#### What this task involves
Filter the data for lines with the word "نسيانه", then copy every line so identified.

#### Entries
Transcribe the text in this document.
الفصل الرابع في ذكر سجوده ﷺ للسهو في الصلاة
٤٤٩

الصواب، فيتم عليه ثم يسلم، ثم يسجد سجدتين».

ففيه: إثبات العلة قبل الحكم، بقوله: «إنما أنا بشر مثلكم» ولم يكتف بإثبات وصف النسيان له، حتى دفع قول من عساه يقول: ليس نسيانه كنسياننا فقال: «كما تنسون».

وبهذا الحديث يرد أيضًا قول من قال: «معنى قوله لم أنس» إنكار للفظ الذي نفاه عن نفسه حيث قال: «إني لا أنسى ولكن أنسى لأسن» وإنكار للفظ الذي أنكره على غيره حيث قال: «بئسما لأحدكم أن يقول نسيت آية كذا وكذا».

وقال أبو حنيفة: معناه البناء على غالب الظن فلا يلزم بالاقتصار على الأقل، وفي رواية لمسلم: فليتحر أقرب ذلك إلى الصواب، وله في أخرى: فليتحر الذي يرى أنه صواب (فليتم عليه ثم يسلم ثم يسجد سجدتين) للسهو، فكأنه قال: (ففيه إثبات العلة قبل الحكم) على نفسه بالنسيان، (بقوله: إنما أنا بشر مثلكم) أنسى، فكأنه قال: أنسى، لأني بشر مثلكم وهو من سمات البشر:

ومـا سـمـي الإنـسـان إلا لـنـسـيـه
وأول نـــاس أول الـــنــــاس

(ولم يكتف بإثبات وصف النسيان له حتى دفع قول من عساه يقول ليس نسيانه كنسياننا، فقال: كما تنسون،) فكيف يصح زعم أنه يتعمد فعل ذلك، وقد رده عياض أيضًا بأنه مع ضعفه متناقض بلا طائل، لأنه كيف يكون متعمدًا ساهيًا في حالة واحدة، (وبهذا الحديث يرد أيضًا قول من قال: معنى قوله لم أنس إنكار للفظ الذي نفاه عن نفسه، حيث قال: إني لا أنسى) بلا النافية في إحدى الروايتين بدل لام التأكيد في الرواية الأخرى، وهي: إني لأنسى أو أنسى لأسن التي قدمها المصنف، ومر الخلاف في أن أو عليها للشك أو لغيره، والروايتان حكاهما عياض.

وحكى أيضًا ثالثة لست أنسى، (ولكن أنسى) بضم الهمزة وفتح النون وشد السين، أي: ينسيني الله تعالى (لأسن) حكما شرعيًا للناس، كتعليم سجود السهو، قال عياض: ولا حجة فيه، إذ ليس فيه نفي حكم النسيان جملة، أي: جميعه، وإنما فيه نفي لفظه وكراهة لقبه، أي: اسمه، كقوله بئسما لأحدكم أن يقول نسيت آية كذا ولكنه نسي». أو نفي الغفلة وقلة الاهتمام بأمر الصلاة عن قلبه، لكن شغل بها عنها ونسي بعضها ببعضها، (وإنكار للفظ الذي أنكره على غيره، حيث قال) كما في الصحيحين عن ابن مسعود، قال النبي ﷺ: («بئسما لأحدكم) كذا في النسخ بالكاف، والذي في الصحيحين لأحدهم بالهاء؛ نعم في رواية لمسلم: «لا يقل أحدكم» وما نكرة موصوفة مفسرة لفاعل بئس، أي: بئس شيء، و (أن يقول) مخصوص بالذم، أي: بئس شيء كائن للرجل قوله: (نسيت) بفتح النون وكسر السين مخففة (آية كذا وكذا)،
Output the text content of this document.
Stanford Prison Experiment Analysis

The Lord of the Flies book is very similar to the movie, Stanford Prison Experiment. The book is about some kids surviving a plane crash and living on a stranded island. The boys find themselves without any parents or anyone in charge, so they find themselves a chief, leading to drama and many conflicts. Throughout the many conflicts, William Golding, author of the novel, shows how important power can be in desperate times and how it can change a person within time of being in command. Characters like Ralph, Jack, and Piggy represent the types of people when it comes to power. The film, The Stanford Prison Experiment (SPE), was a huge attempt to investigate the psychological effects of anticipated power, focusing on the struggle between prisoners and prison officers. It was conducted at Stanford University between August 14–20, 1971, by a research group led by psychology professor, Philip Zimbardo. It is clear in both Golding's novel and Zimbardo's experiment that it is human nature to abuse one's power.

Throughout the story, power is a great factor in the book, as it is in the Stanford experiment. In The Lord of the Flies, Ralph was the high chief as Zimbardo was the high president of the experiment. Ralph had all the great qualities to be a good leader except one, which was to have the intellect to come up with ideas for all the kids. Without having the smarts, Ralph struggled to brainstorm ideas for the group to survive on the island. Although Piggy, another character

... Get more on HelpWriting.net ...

#### Complete answer
ففيه: إثبات العلة قبل الحكم، بقوله: «إنما أنا بشر مثلكم» ولم يكتف بإثبات وصف النسيان له، حتى دفع قول من عساه يقول: ليس نسيانه كنسياننا فقال: «كما تنسون».
(ولم يكتف بإثبات وصف النسيان له حتى دفع قول من عساه يقول ليس نسيانه كنسياننا، فقال: كما تنسون،) فكيف يصح زعم أنه يتعمد فعل ذلك، وقد رده عياض أيضًا بأنه مع ضعفه متناقض بلا طائل، لأنه كيف يكون متعمدًا ساهيًا في حالة واحدة، (وبهذا الحديث يرد أيضًا قول من قال: معنى قوله لم أنس إنكار للفظ الذي نفاه عن نفسه، حيث قال: إني لا أنسى) بلا النافية في إحدى الروايتين بدل لام التأكيد في الرواية الأخرى، وهي: إني لأنسى أو أنسى لأسن التي قدمها المصنف، ومر الخلاف في أن أو عليها للشك أو لغيره، والروايتان حكاهما عياض.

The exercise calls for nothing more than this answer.